TASK DATA:
— start —

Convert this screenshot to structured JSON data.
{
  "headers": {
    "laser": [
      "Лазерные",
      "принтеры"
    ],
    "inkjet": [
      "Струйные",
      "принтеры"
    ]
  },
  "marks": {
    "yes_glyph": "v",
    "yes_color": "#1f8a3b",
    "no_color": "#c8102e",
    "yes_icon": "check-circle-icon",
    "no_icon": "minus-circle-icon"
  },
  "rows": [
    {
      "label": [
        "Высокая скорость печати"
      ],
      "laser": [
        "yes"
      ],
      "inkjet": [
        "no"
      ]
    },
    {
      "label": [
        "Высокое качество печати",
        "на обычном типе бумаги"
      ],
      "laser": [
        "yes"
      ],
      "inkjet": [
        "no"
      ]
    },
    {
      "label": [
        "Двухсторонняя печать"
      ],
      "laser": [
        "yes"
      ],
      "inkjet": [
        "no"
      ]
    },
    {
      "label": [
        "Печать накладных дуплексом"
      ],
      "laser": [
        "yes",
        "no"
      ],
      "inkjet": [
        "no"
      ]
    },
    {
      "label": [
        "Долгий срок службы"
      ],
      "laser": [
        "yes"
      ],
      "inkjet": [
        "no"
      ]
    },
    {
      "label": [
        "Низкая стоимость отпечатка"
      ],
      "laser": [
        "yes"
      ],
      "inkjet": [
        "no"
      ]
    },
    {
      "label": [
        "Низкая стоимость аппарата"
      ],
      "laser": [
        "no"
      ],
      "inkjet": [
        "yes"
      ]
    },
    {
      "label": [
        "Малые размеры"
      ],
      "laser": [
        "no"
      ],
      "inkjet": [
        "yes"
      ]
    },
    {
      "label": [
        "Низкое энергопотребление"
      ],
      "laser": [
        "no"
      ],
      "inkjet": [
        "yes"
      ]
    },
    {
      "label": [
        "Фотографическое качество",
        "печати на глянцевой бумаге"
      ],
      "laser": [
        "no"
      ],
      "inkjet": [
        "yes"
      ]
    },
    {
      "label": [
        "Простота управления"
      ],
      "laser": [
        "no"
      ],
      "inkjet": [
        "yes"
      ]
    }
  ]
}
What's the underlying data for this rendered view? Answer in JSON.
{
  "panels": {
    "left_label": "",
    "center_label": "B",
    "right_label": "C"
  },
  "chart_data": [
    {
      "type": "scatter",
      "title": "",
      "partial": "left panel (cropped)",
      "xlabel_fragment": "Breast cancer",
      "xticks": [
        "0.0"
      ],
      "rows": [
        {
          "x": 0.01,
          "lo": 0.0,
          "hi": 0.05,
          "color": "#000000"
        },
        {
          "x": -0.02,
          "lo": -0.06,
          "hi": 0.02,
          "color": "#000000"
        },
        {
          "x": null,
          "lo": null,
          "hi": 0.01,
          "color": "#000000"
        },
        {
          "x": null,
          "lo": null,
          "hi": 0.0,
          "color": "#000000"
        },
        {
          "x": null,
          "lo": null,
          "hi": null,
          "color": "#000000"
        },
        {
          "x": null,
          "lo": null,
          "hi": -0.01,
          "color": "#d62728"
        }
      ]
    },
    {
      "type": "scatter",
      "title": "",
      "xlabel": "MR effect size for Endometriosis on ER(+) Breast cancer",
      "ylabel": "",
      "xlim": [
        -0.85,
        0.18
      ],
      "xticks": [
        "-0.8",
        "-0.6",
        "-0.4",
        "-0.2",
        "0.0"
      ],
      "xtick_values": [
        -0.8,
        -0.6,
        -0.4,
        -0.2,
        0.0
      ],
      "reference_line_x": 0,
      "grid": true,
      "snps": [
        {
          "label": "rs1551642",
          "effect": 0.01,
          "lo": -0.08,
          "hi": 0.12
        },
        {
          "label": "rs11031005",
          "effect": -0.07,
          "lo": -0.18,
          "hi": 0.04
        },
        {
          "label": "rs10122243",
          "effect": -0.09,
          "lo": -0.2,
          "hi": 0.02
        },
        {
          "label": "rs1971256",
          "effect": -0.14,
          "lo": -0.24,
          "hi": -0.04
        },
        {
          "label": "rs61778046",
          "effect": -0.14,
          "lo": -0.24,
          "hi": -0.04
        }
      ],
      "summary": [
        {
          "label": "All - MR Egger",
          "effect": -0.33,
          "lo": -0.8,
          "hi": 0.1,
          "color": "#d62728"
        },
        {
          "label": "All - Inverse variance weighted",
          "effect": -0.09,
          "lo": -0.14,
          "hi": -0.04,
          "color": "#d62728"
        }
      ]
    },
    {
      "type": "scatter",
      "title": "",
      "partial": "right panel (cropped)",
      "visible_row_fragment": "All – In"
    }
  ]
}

— end —

PROMPT: From the entries, copy out each line containing the word "качество".

RESULT:
        "Высокое качество печати",
        "Фотографическое качество",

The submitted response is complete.